Exercise details. Leaving out the pictures, transcribe all of the records faithfully.

Material supplied.
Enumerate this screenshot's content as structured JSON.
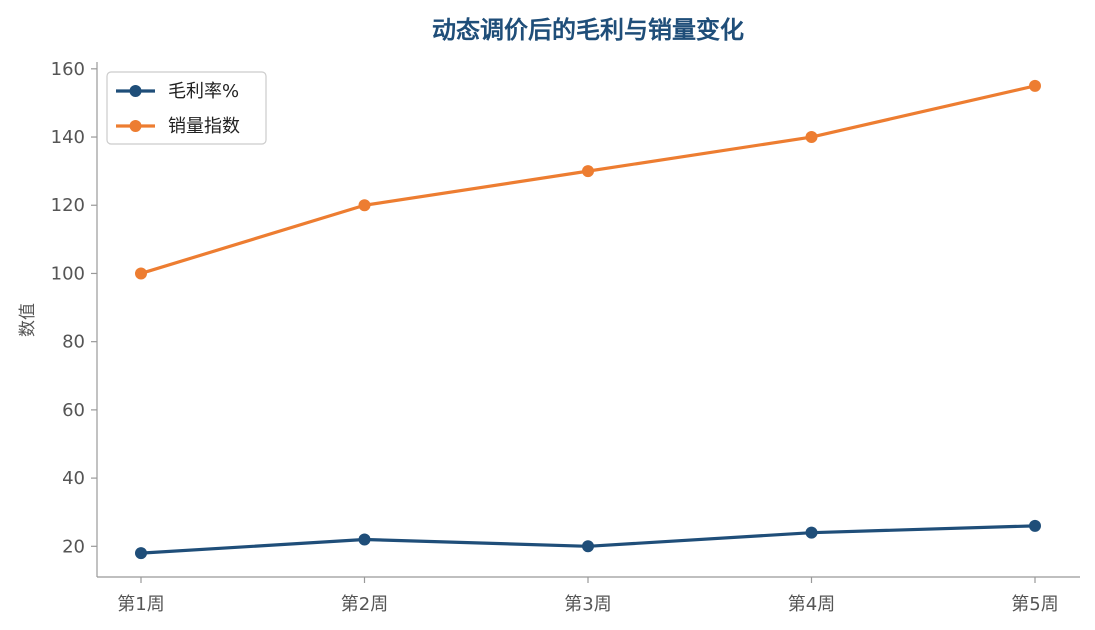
{
  "chart_data": {
    "type": "line",
    "title": "动态调价后的毛利与销量变化",
    "xlabel": "",
    "ylabel": "数值",
    "categories": [
      "第1周",
      "第2周",
      "第3周",
      "第4周",
      "第5周"
    ],
    "ylim": [
      11,
      162
    ],
    "yticks": [
      20,
      40,
      60,
      80,
      100,
      120,
      140,
      160
    ],
    "grid": false,
    "legend_position": "top-left",
    "series": [
      {
        "name": "毛利率%",
        "color": "#1f4e79",
        "values": [
          18,
          22,
          20,
          24,
          26
        ]
      },
      {
        "name": "销量指数",
        "color": "#ed7d31",
        "values": [
          100,
          120,
          130,
          140,
          155
        ]
      }
    ]
  }
}
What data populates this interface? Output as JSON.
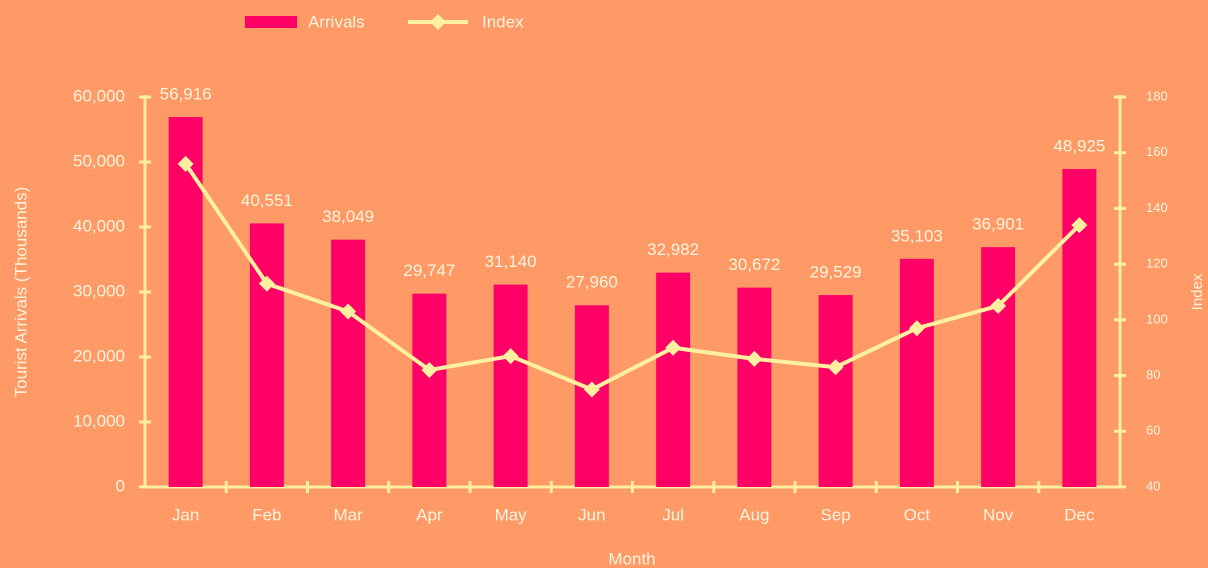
{
  "chart_data": {
    "type": "bar_line",
    "categories": [
      "Jan",
      "Feb",
      "Mar",
      "Apr",
      "May",
      "Jun",
      "Jul",
      "Aug",
      "Sep",
      "Oct",
      "Nov",
      "Dec"
    ],
    "series": [
      {
        "name": "Arrivals",
        "type": "bar",
        "color": "#ff0066",
        "values": [
          56916,
          40551,
          38049,
          29747,
          31140,
          27960,
          32982,
          30672,
          29529,
          35103,
          36901,
          48925
        ],
        "value_labels": [
          "56,916",
          "40,551",
          "38,049",
          "29,747",
          "31,140",
          "27,960",
          "32,982",
          "30,672",
          "29,529",
          "35,103",
          "36,901",
          "48,925"
        ]
      },
      {
        "name": "Index",
        "type": "line",
        "axis": "y2",
        "color": "#fff0a0",
        "values": [
          156,
          113,
          103,
          82,
          87,
          75,
          90,
          86,
          83,
          97,
          105,
          134
        ]
      }
    ],
    "x_label": "Month",
    "y_label": "Tourist Arrivals (Thousands)",
    "y2_label": "Index",
    "ylim": [
      0,
      60000
    ],
    "yticks": [
      0,
      {
        "value": 10000,
        "label": "10,000"
      },
      {
        "value": 20000,
        "label": "20,000"
      },
      {
        "value": 30000,
        "label": "30,000"
      },
      {
        "value": 40000,
        "label": "40,000"
      },
      {
        "value": 50000,
        "label": "50,000"
      },
      {
        "value": 60000,
        "label": "60,000"
      }
    ],
    "y2lim": [
      40,
      180
    ],
    "y2ticks": [
      40,
      60,
      80,
      100,
      120,
      140,
      160,
      180
    ],
    "legend": "top",
    "grid": false
  }
}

Output for this task.
Enumerate this screenshot's content as structured JSON.
{
  "chart_data": {
    "type": "line",
    "title": "动态调价后的毛利与销量变化",
    "xlabel": "",
    "ylabel": "数值",
    "categories": [
      "第1周",
      "第2周",
      "第3周",
      "第4周",
      "第5周"
    ],
    "ylim": [
      11,
      162
    ],
    "yticks": [
      20,
      40,
      60,
      80,
      100,
      120,
      140,
      160
    ],
    "grid": false,
    "legend_position": "top-left",
    "series": [
      {
        "name": "毛利率%",
        "color": "#1f4e79",
        "values": [
          18,
          22,
          20,
          24,
          26
        ]
      },
      {
        "name": "销量指数",
        "color": "#ed7d31",
        "values": [
          100,
          120,
          130,
          140,
          155
        ]
      }
    ]
  }
}
What data populates this interface? Output as JSON.
{
  "chart_data": {
    "type": "bar_line",
    "categories": [
      "Jan",
      "Feb",
      "Mar",
      "Apr",
      "May",
      "Jun",
      "Jul",
      "Aug",
      "Sep",
      "Oct",
      "Nov",
      "Dec"
    ],
    "series": [
      {
        "name": "Arrivals",
        "type": "bar",
        "color": "#ff0066",
        "values": [
          56916,
          40551,
          38049,
          29747,
          31140,
          27960,
          32982,
          30672,
          29529,
          35103,
          36901,
          48925
        ],
        "value_labels": [
          "56,916",
          "40,551",
          "38,049",
          "29,747",
          "31,140",
          "27,960",
          "32,982",
          "30,672",
          "29,529",
          "35,103",
          "36,901",
          "48,925"
        ]
      },
      {
        "name": "Index",
        "type": "line",
        "axis": "y2",
        "color": "#fff0a0",
        "values": [
          156,
          113,
          103,
          82,
          87,
          75,
          90,
          86,
          83,
          97,
          105,
          134
        ]
      }
    ],
    "x_label": "Month",
    "y_label": "Tourist Arrivals (Thousands)",
    "y2_label": "Index",
    "ylim": [
      0,
      60000
    ],
    "yticks": [
      0,
      {
        "value": 10000,
        "label": "10,000"
      },
      {
        "value": 20000,
        "label": "20,000"
      },
      {
        "value": 30000,
        "label": "30,000"
      },
      {
        "value": 40000,
        "label": "40,000"
      },
      {
        "value": 50000,
        "label": "50,000"
      },
      {
        "value": 60000,
        "label": "60,000"
      }
    ],
    "y2lim": [
      40,
      180
    ],
    "y2ticks": [
      40,
      60,
      80,
      100,
      120,
      140,
      160,
      180
    ],
    "legend": "top",
    "grid": false
  }
}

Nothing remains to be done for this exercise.